• **Task description**
Gather all lines with "text" from the records.

• **Data to use**
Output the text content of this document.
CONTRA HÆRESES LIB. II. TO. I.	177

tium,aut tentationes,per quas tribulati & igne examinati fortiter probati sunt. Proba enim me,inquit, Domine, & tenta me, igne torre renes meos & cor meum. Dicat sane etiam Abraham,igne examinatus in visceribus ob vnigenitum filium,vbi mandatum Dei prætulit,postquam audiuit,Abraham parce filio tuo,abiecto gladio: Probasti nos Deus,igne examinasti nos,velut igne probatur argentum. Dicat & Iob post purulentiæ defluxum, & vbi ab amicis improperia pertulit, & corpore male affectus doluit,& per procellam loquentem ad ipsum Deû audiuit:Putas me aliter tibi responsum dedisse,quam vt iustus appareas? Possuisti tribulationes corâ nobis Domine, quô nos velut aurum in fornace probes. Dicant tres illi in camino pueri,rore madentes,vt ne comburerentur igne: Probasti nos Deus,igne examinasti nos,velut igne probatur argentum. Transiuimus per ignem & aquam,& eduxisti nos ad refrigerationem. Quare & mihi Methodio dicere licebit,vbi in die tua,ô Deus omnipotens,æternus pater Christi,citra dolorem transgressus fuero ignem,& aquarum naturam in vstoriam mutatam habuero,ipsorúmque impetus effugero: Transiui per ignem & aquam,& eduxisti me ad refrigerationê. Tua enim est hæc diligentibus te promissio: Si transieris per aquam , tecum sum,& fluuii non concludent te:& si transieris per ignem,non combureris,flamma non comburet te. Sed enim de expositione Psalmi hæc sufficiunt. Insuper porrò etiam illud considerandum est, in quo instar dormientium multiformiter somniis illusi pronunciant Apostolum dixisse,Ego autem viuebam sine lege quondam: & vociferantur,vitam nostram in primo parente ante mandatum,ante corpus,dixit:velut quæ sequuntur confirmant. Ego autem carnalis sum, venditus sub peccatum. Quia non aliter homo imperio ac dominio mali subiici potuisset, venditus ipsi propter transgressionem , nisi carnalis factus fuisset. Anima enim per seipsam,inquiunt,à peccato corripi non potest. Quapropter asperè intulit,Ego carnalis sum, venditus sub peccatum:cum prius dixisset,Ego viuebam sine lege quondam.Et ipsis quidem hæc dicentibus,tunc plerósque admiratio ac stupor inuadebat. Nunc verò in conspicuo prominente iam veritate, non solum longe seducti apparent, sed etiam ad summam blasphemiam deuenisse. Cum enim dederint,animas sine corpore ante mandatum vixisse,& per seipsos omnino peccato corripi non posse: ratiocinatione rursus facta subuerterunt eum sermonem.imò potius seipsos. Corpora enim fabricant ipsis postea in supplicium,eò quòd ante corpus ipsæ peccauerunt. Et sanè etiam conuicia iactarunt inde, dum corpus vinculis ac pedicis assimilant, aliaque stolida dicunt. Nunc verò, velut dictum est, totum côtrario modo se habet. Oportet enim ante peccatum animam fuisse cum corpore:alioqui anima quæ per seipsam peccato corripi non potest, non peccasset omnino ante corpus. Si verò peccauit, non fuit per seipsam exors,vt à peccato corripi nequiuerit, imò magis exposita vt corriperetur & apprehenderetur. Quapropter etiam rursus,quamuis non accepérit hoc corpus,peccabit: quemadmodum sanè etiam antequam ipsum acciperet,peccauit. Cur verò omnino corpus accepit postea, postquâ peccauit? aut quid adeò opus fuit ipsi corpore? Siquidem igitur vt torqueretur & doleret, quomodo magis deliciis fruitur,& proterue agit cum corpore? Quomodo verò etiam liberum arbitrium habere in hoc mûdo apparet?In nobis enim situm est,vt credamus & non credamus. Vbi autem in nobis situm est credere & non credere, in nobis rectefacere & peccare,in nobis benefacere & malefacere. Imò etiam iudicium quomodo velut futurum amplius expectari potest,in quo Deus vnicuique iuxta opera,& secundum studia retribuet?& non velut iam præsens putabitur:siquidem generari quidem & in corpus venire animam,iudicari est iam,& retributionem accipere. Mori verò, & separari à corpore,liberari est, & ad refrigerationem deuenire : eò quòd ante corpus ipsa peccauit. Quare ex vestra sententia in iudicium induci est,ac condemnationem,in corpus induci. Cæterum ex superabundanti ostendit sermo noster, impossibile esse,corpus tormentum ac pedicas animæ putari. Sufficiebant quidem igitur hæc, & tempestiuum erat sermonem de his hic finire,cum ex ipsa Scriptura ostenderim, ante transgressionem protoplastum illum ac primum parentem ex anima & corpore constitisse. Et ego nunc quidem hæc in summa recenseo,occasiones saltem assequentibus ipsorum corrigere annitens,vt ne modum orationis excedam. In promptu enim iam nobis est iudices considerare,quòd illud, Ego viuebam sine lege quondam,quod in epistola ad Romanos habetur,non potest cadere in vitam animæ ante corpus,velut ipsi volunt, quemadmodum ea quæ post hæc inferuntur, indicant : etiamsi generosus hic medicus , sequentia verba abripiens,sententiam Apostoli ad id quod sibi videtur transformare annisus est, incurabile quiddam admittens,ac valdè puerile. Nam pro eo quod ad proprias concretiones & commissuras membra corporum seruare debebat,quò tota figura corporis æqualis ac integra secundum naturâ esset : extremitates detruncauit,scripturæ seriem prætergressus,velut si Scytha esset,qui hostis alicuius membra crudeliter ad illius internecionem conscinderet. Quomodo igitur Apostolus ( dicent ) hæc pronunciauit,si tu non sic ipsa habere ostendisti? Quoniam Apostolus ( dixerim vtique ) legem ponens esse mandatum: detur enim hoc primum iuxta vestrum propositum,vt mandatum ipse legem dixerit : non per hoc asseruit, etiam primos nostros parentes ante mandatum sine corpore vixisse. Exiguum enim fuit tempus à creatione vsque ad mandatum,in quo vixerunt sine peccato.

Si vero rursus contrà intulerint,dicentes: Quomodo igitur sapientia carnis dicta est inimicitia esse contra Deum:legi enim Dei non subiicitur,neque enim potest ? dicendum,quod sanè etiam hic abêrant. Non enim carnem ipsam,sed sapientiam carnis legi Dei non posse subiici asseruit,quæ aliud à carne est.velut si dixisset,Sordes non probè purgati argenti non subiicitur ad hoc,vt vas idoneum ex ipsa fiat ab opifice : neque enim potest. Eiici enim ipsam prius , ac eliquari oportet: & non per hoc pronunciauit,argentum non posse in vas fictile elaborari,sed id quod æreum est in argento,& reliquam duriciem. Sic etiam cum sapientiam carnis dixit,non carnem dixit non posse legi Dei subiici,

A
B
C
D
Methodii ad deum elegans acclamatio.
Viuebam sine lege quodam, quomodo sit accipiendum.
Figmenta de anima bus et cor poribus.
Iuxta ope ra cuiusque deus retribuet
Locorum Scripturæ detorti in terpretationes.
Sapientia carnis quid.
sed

* * *

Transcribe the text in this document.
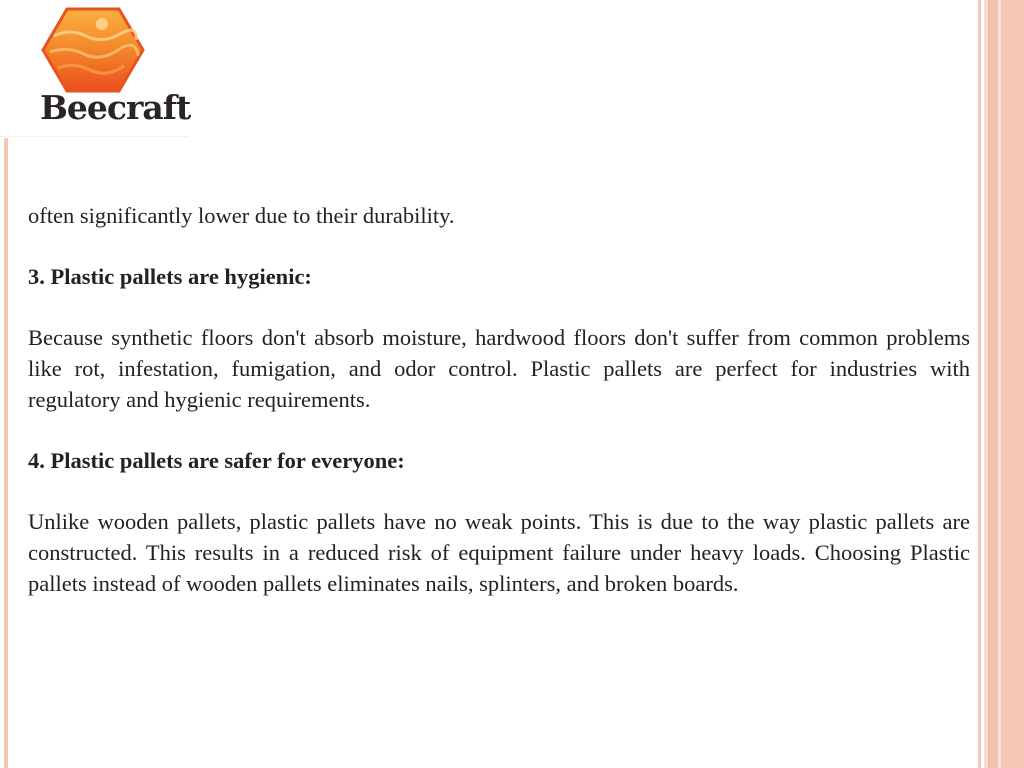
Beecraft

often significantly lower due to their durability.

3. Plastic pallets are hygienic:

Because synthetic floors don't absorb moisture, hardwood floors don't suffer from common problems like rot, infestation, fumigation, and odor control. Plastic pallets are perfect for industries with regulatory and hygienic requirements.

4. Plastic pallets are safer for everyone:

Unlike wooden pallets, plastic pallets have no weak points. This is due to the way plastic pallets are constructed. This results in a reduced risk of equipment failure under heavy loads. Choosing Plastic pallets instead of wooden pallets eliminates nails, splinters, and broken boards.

• **Answer for the task**
Output the text content of this document.
Transcribe the text in this document.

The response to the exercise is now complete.